**WRITTEN INSTRUCTION:**
Copy out all lines where "mini" appears.

**DATA FOR THIS EXERCISE:**
'''
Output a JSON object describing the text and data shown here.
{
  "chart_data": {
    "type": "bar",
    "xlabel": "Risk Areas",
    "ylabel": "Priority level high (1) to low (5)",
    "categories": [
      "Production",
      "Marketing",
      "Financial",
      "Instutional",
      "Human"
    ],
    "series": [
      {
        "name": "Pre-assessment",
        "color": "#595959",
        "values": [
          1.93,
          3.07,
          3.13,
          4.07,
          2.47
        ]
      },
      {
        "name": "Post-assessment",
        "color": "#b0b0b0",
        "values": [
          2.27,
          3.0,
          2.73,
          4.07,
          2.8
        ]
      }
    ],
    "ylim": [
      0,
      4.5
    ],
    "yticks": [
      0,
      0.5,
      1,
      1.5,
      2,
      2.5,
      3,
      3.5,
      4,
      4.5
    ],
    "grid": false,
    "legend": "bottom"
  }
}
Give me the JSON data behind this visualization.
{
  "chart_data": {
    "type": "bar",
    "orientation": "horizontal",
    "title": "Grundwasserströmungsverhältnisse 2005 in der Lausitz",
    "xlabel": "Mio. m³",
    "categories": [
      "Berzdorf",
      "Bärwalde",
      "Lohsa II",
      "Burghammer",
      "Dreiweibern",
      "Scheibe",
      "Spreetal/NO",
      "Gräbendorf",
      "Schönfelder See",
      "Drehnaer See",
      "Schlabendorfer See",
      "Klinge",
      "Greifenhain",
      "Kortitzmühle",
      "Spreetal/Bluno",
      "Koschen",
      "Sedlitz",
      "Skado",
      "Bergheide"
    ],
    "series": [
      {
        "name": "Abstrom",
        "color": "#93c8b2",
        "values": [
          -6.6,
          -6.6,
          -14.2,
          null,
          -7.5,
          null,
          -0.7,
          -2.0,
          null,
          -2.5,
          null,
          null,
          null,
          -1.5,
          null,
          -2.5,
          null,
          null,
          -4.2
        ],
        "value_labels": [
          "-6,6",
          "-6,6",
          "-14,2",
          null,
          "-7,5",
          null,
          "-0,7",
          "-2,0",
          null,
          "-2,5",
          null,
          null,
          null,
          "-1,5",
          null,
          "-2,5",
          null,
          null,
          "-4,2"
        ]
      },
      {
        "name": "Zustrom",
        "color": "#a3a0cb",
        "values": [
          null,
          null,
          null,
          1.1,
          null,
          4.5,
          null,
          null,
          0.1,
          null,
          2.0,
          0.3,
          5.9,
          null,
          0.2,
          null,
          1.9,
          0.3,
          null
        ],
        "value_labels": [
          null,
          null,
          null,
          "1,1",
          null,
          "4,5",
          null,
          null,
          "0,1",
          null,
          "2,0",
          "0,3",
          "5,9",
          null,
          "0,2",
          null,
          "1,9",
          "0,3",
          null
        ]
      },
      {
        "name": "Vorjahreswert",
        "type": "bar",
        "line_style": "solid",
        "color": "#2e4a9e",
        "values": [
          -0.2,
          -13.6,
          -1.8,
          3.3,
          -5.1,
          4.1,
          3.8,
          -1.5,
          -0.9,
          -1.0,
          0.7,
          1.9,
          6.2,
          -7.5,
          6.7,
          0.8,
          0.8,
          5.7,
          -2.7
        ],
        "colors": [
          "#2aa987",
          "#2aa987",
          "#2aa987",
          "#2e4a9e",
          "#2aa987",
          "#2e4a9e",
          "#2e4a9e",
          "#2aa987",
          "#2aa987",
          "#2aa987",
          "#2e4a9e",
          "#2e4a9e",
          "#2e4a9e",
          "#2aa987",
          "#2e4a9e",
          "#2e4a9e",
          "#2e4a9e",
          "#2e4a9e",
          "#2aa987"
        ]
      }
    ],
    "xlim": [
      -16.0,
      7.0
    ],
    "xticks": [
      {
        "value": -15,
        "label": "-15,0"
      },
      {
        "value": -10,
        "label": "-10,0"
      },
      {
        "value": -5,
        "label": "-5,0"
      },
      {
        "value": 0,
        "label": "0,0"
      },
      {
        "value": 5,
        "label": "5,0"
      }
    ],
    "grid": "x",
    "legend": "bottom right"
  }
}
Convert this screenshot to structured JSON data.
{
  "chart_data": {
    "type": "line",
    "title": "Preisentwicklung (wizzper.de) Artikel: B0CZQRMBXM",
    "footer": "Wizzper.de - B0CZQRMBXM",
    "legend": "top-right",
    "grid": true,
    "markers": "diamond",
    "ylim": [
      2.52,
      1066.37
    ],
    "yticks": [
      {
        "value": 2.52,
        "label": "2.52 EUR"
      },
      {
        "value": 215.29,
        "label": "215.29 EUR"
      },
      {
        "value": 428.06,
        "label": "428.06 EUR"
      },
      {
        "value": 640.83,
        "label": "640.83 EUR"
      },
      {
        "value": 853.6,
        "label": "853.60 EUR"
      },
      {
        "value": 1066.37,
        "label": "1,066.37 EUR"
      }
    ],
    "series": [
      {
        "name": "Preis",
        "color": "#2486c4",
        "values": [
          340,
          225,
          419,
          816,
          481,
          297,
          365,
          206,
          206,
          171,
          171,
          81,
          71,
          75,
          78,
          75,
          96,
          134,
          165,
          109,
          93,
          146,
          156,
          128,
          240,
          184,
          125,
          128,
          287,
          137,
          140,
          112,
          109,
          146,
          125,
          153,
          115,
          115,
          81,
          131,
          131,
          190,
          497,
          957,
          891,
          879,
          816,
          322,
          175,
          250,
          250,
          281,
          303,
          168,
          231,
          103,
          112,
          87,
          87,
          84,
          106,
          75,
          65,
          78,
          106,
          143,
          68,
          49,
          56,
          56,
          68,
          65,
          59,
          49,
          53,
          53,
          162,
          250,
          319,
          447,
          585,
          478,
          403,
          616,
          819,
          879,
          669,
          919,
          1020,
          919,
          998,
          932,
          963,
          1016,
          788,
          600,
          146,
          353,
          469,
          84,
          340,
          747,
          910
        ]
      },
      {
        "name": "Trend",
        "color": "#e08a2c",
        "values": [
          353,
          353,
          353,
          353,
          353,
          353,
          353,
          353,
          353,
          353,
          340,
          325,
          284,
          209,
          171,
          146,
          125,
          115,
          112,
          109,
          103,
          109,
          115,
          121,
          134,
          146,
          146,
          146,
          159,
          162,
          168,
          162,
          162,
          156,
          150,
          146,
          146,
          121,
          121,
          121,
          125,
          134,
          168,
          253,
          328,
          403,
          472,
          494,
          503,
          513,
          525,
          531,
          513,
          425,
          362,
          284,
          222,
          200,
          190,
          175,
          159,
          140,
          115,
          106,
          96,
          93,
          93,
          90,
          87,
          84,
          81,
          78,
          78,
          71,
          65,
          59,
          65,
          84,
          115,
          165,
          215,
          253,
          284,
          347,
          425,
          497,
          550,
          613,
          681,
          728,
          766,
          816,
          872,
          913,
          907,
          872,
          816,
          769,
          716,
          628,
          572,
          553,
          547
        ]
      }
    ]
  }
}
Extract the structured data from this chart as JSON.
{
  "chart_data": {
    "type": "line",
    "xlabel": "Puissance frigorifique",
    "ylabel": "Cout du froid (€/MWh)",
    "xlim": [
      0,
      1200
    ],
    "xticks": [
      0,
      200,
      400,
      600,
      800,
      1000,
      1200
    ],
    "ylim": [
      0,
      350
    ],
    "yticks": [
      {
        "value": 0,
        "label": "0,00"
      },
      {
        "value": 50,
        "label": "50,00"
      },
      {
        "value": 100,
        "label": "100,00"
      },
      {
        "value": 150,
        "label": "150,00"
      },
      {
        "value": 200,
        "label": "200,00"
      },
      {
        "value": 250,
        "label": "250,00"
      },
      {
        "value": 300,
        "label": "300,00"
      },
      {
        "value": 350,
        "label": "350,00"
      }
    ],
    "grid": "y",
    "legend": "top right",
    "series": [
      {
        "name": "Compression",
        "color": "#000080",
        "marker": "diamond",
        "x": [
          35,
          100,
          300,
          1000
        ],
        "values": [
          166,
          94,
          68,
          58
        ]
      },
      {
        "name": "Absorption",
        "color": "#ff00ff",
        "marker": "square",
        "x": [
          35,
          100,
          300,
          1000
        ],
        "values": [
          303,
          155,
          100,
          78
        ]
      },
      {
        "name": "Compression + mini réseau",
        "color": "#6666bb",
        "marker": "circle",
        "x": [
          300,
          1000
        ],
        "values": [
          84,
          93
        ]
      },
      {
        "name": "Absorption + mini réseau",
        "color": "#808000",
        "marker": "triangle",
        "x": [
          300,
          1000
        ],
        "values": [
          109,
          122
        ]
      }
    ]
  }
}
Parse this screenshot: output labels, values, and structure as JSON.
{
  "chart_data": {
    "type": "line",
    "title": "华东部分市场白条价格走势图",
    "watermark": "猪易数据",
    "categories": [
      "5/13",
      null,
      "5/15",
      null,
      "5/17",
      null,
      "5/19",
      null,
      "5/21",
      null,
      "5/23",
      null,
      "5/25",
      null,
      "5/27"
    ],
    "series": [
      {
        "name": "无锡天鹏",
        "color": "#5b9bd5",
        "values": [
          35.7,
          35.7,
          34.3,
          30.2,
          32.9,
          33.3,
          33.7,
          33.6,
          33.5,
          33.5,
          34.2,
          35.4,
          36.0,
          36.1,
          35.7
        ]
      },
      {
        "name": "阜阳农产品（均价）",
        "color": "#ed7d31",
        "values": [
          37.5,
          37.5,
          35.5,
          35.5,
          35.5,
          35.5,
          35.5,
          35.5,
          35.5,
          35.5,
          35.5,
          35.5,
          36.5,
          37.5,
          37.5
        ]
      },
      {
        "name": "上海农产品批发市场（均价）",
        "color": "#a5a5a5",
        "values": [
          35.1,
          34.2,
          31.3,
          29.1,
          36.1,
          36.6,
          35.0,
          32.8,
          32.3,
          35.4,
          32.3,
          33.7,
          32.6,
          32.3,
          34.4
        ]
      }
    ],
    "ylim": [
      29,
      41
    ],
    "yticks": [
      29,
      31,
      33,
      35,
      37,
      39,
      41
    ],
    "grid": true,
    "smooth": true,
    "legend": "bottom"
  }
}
'''
**COMPLETED EXERCISE:**
        "name": "Compression + mini réseau",
        "name": "Absorption + mini réseau",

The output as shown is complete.